Exercise details
Gather from the listing below each line that includes the word "start", and copy it.

------------------------------------------------

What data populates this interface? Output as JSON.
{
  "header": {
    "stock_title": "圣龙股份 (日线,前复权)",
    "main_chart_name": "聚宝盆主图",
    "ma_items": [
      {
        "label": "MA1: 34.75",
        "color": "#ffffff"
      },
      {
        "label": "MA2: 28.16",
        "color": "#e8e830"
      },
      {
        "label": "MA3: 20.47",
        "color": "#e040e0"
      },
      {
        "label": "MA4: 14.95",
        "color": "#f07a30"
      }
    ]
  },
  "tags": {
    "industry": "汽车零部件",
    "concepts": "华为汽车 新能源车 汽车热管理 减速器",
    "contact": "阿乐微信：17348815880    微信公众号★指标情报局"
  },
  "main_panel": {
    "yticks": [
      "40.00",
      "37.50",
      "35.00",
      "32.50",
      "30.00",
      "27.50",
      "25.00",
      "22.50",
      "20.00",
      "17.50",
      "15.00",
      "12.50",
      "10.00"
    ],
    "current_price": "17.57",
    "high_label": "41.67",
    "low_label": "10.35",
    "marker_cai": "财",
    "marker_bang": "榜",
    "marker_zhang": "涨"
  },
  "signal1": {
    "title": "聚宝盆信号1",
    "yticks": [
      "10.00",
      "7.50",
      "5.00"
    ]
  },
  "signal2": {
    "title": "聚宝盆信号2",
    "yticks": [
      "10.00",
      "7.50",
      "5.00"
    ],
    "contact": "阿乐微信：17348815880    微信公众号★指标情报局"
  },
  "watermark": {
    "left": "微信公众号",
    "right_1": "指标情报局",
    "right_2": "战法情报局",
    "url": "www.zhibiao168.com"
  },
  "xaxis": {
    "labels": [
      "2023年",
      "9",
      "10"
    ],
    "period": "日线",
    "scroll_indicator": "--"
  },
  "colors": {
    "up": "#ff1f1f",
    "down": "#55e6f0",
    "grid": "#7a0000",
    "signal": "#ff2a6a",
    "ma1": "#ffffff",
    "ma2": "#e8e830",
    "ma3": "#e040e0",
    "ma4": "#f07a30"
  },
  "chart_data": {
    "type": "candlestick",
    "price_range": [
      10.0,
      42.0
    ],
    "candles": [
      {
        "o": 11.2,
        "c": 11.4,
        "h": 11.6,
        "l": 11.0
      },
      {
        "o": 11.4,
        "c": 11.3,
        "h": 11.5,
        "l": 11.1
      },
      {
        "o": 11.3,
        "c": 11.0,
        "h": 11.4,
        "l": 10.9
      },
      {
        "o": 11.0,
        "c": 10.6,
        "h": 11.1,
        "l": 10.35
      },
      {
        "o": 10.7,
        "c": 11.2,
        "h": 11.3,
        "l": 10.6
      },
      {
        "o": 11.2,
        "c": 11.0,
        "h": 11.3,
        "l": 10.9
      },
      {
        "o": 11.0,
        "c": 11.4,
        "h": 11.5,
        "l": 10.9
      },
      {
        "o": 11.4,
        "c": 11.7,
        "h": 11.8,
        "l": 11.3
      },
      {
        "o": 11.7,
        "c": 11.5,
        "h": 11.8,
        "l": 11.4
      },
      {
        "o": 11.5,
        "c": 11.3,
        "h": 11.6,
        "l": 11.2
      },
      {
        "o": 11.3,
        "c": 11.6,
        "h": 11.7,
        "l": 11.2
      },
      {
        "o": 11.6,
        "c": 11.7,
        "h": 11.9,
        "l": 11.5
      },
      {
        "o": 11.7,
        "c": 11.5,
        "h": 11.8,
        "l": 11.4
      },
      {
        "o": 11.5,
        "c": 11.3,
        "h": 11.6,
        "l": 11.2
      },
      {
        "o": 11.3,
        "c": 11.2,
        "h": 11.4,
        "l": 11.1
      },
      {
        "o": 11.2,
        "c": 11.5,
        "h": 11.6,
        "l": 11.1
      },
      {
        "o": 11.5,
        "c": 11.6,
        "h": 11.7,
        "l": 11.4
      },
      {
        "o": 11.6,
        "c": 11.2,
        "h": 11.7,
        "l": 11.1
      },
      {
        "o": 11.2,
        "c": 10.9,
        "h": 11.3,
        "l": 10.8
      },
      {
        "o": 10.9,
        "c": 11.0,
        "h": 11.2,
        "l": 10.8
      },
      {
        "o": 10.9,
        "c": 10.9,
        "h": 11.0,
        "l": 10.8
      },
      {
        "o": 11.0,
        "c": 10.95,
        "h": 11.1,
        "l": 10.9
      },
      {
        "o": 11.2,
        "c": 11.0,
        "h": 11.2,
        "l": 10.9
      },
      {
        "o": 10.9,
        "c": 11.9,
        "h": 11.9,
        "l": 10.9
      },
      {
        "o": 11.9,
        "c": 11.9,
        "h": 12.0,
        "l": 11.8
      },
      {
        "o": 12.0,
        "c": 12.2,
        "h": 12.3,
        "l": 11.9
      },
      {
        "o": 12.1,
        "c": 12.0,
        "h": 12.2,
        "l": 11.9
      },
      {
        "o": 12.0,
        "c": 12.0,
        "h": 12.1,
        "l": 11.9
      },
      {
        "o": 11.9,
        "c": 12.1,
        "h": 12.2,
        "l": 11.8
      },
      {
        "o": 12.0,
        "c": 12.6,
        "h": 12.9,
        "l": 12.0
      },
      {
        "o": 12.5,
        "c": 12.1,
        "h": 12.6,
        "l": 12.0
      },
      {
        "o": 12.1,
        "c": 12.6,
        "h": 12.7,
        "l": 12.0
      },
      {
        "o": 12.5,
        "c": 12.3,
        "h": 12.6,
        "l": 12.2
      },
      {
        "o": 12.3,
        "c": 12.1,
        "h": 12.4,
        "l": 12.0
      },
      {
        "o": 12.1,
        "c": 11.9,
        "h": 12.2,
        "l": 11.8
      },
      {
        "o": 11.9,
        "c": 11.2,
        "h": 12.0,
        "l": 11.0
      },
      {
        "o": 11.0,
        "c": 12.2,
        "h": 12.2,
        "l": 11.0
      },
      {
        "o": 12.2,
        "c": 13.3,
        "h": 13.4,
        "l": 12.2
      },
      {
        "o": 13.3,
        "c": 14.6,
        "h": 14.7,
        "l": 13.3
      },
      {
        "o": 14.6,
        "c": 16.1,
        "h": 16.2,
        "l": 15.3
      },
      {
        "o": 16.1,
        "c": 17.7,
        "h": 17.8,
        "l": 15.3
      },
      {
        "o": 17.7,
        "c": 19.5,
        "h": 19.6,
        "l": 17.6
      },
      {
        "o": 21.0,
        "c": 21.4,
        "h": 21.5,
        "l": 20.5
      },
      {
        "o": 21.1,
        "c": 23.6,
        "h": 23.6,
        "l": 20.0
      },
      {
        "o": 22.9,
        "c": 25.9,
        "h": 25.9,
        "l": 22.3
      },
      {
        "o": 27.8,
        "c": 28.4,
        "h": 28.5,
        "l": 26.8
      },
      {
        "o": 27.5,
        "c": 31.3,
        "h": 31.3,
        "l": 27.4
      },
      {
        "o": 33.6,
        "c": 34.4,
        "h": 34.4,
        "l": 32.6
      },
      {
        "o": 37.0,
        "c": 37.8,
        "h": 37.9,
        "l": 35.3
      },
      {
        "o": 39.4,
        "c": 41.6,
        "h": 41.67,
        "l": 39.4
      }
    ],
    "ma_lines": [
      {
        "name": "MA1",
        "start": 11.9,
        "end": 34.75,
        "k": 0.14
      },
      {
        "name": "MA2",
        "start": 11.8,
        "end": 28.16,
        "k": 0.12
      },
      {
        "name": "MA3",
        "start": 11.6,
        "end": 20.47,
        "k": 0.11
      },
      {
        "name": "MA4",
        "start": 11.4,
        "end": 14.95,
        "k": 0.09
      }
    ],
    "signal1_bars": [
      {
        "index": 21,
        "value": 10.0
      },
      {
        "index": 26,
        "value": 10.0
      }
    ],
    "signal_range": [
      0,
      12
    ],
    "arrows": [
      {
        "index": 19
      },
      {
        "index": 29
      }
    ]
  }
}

------------------------------------------------

The solution
        "start": 11.9,
        "start": 11.8,
        "start": 11.6,
        "start": 11.4,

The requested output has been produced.